**RECORD EXTRACTS:**
________________
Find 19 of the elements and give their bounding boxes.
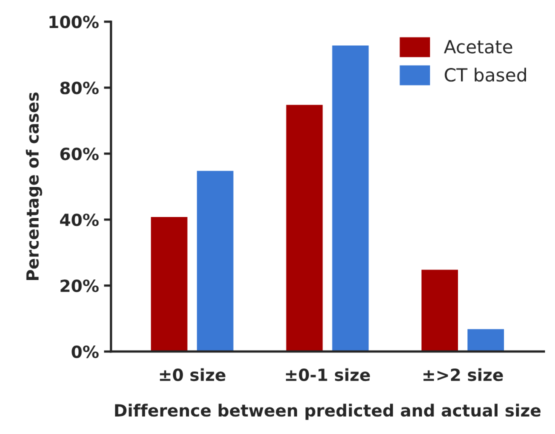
x-tick-label: ±>2 size xyxy=(424,368,503,382)
y-axis-title: Percentage of cases xyxy=(26,92,42,280)
y-tick-label: 0% xyxy=(72,346,99,358)
bar xyxy=(420,268,460,352)
y-tick-label: 60% xyxy=(60,148,99,160)
x-tick-label: ±0-1 size xyxy=(286,368,370,382)
x-axis-title: Difference between predicted and actual size xyxy=(115,404,541,420)
y-tick-label: 80% xyxy=(60,82,99,94)
bar xyxy=(284,103,324,352)
bar xyxy=(196,169,235,352)
x-tick-label: ±0 size xyxy=(160,368,226,382)
bar xyxy=(466,328,506,352)
y-tick-label: 20% xyxy=(60,280,99,292)
bar xyxy=(150,216,189,352)
legend-label: CT based xyxy=(444,68,526,82)
y-tick-label: 40% xyxy=(60,214,99,226)
bar xyxy=(330,44,370,352)
legend-label: Acetate xyxy=(444,40,512,54)
y-tick-label: 100% xyxy=(50,16,99,28)
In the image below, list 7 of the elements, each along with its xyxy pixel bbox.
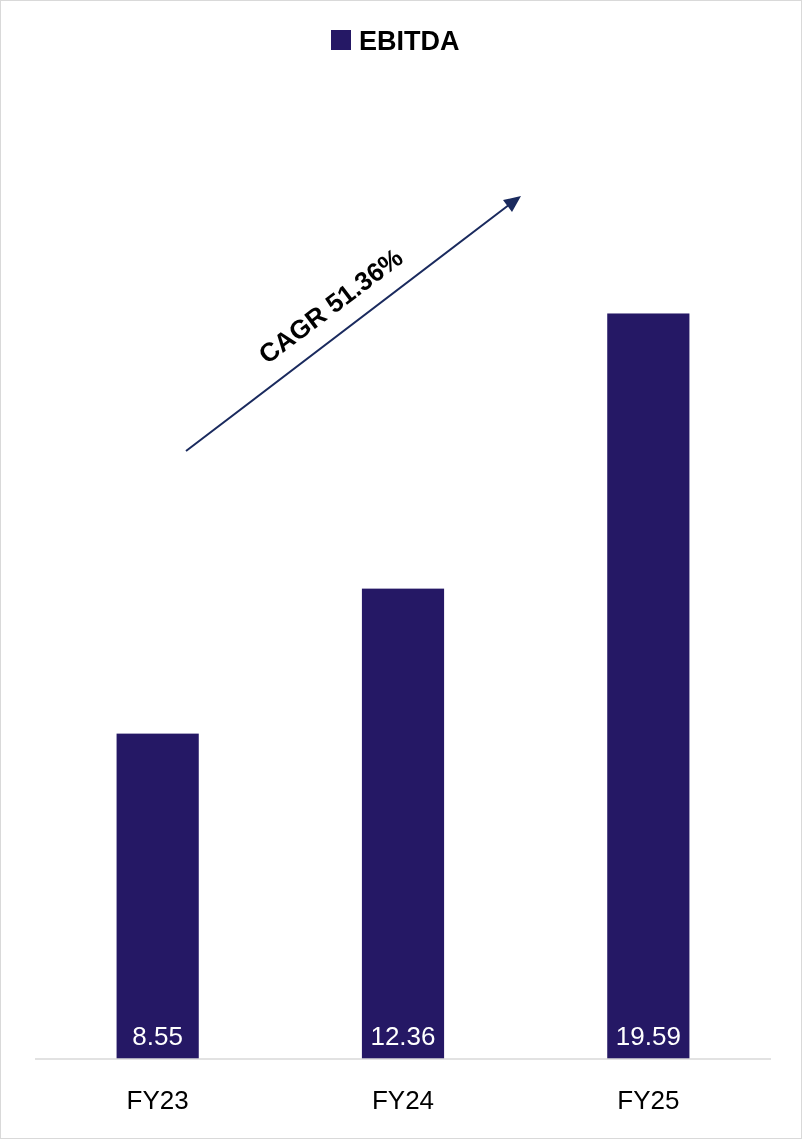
________________
**REQUIRED WORK:** Can you retype each line of the items above word for word, with the pictures left out?

**RESULT OF THE TASK:**
Find 19 of the elements and give their bounding boxes.
x-tick-label: ±>2 size xyxy=(424,368,503,382)
y-axis-title: Percentage of cases xyxy=(26,92,42,280)
y-tick-label: 0% xyxy=(72,346,99,358)
bar xyxy=(420,268,460,352)
y-tick-label: 60% xyxy=(60,148,99,160)
x-tick-label: ±0-1 size xyxy=(286,368,370,382)
x-axis-title: Difference between predicted and actual size xyxy=(115,404,541,420)
y-tick-label: 80% xyxy=(60,82,99,94)
bar xyxy=(284,103,324,352)
bar xyxy=(196,169,235,352)
x-tick-label: ±0 size xyxy=(160,368,226,382)
bar xyxy=(466,328,506,352)
y-tick-label: 20% xyxy=(60,280,99,292)
bar xyxy=(150,216,189,352)
legend-label: CT based xyxy=(444,68,526,82)
y-tick-label: 40% xyxy=(60,214,99,226)
bar xyxy=(330,44,370,352)
legend-label: Acetate xyxy=(444,40,512,54)
y-tick-label: 100% xyxy=(50,16,99,28)
In the image below, list 7 of the elements, each along with its xyxy pixel bbox.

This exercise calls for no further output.